§ GIVEN PROBLEM 1:
From the passage on Honduran history, reproduce the text that begins at the words "Galvez however did" and stops after the words "women and children.".
§ GIVEN PROBLEM 2:
According to the passage on Honduran history, who was appointed president by the constituent assembly elections of 1957?
§ GIVEN PROBLEM 3:
Take the passage on Honduran history further, continuing it from its last sentence.

----- EXCERPT TO READ -----

Galvez however did institute some notable innovations. Education got more attention and a larger share of the national budget. Congress passed an income tax law, although enforcement was sporadic at best. A considerable degree of press freedom was restored, the PLH and other groups were allowed to organize, and some worker organization was permitted. Labor also benefited from legislation during this period. Congress passed, and the president signed, legislation establishing the eight-hour workday, paid holidays for workers, limited employer responsibility for work-related injuries, and regulations over the employment of women and children.

===1955–1979===
After the general strike in 1954, young military reformists staged a coup in October 1956 that installed a provisional junta. Capital punishment was abolished in 1956, though Honduras had not had an execution since 1940. Constituent assembly elections in 1957 appointed Ramón Villeda Morales as president, and the constituent assembly itself became a national Congress with a 6-year term. The Liberal Party of Honduras (PLH) held power in 1957–63. The military began to become a professional institution independent of politics, with the newly created military academy graduating its first class in 1960.

----- LISTED RECORDS -----

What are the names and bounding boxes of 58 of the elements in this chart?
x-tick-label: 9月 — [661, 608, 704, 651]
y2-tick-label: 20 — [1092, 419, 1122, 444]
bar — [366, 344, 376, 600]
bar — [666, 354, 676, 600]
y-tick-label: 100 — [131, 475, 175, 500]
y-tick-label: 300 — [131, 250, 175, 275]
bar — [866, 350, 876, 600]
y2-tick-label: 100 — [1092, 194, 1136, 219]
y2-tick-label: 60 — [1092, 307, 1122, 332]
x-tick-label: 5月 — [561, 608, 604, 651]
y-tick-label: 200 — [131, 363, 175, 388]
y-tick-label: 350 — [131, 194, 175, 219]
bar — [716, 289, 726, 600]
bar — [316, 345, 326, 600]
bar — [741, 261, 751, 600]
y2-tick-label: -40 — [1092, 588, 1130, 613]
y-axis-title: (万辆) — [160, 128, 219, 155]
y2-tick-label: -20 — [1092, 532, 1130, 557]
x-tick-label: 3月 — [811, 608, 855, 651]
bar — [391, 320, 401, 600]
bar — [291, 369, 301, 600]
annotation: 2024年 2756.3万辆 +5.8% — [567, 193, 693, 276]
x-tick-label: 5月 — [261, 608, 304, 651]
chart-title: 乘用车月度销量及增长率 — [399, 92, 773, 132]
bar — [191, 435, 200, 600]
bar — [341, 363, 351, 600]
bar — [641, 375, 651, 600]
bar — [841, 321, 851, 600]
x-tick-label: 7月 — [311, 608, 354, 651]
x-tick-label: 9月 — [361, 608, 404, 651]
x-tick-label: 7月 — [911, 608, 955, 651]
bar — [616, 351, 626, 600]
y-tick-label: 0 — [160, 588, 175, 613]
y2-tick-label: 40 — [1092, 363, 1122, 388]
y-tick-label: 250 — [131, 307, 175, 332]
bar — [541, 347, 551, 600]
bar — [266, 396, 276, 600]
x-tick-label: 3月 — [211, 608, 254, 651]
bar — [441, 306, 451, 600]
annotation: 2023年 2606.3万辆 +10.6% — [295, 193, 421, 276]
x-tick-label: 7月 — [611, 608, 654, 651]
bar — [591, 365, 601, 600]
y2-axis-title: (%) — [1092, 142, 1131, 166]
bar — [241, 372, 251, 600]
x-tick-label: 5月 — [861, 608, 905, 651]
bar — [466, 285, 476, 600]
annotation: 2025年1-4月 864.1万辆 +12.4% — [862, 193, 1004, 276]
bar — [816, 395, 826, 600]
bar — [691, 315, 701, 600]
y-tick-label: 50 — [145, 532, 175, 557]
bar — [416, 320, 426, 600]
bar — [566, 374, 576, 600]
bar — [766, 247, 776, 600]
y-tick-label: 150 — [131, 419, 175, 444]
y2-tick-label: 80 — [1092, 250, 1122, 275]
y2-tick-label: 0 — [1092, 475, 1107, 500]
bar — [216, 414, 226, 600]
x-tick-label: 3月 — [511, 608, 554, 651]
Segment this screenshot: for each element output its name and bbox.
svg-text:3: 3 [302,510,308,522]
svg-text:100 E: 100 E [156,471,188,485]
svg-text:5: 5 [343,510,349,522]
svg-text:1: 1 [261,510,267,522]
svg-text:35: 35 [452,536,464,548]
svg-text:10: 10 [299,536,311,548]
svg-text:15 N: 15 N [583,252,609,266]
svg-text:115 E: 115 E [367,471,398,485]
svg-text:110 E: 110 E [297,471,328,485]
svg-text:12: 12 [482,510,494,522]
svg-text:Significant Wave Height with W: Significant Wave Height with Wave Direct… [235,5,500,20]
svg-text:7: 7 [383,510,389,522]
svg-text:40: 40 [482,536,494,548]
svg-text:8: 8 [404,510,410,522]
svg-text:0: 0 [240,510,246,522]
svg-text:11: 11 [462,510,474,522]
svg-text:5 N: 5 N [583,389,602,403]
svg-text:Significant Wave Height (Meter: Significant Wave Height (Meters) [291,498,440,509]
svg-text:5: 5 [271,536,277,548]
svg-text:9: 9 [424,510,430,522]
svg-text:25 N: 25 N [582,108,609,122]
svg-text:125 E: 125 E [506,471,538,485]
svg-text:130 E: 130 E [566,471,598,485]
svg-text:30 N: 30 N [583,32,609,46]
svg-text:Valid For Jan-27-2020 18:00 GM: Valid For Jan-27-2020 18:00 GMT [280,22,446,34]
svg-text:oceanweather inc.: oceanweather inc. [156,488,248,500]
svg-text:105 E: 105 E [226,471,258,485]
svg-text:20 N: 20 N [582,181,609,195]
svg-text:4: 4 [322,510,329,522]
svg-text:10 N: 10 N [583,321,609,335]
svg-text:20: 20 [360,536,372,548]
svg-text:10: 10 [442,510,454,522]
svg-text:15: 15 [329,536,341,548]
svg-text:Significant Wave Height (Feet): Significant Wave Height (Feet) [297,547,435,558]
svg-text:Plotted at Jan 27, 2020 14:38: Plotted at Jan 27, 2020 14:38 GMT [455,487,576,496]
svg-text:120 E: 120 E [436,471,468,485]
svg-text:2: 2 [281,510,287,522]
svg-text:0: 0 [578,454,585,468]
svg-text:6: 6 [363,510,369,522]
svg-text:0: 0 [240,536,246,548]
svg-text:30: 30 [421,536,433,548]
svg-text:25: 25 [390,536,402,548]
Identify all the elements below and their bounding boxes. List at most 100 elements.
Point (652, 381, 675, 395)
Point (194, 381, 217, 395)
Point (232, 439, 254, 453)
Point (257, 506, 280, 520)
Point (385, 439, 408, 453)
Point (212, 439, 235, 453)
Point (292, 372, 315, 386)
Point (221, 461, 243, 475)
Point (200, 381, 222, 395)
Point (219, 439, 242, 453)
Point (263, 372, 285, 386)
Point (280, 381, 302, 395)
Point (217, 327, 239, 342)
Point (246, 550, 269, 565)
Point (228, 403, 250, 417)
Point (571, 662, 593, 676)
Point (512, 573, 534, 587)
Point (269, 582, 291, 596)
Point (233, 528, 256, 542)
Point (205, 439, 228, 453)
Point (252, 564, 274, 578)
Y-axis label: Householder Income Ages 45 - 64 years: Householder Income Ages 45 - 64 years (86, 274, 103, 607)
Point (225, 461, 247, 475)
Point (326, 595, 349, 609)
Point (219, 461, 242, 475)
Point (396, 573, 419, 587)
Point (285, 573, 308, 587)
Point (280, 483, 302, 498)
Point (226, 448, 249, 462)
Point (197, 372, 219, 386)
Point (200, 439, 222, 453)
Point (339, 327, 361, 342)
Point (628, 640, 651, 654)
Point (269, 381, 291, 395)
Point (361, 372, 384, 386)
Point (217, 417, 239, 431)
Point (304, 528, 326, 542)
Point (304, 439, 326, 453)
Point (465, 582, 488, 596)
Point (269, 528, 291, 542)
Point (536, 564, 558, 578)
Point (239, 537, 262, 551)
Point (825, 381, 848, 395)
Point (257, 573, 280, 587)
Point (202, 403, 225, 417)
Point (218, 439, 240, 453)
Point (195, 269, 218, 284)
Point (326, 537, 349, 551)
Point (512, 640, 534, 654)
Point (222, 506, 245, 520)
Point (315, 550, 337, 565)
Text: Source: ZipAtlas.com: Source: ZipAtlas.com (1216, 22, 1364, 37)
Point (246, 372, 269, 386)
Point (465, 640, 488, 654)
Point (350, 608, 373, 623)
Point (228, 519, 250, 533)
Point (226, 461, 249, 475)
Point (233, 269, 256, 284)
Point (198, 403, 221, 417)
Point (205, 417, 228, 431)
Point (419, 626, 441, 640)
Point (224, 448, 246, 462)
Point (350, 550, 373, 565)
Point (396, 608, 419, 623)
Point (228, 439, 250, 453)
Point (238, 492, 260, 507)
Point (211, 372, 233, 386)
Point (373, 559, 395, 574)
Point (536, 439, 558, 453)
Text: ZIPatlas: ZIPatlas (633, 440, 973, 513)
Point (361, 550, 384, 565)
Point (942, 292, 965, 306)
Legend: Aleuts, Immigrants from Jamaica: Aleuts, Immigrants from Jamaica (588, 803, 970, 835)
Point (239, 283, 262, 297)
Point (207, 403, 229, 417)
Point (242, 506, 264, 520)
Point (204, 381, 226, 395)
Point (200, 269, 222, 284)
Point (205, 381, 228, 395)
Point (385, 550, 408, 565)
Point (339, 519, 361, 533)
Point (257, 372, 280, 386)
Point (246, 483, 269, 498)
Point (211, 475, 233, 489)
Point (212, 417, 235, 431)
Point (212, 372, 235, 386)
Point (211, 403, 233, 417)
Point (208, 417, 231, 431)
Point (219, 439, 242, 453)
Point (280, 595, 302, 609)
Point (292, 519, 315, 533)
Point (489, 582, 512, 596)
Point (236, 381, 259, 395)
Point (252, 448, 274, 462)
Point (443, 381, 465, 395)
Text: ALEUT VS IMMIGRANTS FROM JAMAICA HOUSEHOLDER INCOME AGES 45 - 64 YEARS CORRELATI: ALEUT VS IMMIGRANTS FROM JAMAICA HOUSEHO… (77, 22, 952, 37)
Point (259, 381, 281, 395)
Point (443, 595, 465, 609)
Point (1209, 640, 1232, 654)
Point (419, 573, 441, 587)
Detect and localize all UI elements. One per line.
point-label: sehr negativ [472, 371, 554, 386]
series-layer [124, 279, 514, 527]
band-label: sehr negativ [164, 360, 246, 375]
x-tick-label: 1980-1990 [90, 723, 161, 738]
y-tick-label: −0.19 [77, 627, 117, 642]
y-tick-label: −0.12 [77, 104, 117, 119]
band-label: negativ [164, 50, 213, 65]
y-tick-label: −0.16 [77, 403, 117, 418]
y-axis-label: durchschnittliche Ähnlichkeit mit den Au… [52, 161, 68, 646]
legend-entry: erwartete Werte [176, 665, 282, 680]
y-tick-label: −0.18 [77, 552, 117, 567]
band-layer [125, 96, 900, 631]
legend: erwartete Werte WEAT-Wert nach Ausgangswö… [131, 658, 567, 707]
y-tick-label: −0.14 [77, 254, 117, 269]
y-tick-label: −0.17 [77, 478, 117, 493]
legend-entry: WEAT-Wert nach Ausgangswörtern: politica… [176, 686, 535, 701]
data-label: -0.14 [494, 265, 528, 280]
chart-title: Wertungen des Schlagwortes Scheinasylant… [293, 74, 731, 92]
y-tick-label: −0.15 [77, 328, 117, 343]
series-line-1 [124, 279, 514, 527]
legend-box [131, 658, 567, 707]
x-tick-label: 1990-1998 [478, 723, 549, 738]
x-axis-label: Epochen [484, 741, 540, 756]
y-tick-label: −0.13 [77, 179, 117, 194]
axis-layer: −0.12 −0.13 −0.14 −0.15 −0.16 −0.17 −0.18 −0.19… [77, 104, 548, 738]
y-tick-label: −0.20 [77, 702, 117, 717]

-----

§ ANSWER 1:
Galvez however did institute some notable innovations. Education got more attention and a larger share of the national budget. Congress passed an income tax law, although enforcement was sporadic at best. A considerable degree of press freedom was restored, the PLH and other groups were allowed to organize, and some worker organization was permitted. Labor also benefited from legislation during this period. Congress passed, and the president signed, legislation establishing the eight-hour workday, paid holidays for workers, limited employer responsibility for work-related injuries, and regulations over the employment of women and children.

§ ANSWER 2:
Ramón Villeda Morales

§ ANSWER 3:
In October 1963, conservative military officers preempted constitutional elections and deposed Ramón Villeda Morales in a bloody coup. These officers exiled PLH members and governed under General Oswaldo López until 1970.In July 1969, El Salvador invaded Honduras in the short Football War. Tensions in the aftermath of the conflict remain.

A civilian president for the PNH, Ramón Ernesto Cruz, took power briefly in 1970 until, in December 1972, López staged another coup. This time he adopted more progressive policies, including land reform.

On November 22, 1971, the United States handed over the Swan Islands to Honduras after signing the Treaty of the Swan Islands. Honduras began exercising this sovereignty on September 1, 1972.

López' successors continued armed forces modernization, building army and security forces, concentrating on Honduran air force superiority over its neighbors. During the governments of General Juan Alberto Melgar Castro (1975–78) and General Policarpo Paz García (1978–82), Honduras built most of its physical infrastructure and electricity and terrestrial telecommunications systems, both state monopolies. The country experienced economic growth during this period, with greater international demand for its products and increased availability of foreign commercial capital.

===Constituent assembly (1980)===
In 1982, the country returned to civilian rule. A constituent assembly was popularly elected in April 1980 and general elections were held in November 1981. A new constitution was approved in 1982 and the PLH government of Roberto Suazo assumed power.

===1980s===

In 1986, Honduras bombed two Nicaraguan towns.

Roberto Suazo Córdova won the elections on an ambitious program of economic and social development to tackle the country's recession. During this time, Honduras also assisted the contra guerillas.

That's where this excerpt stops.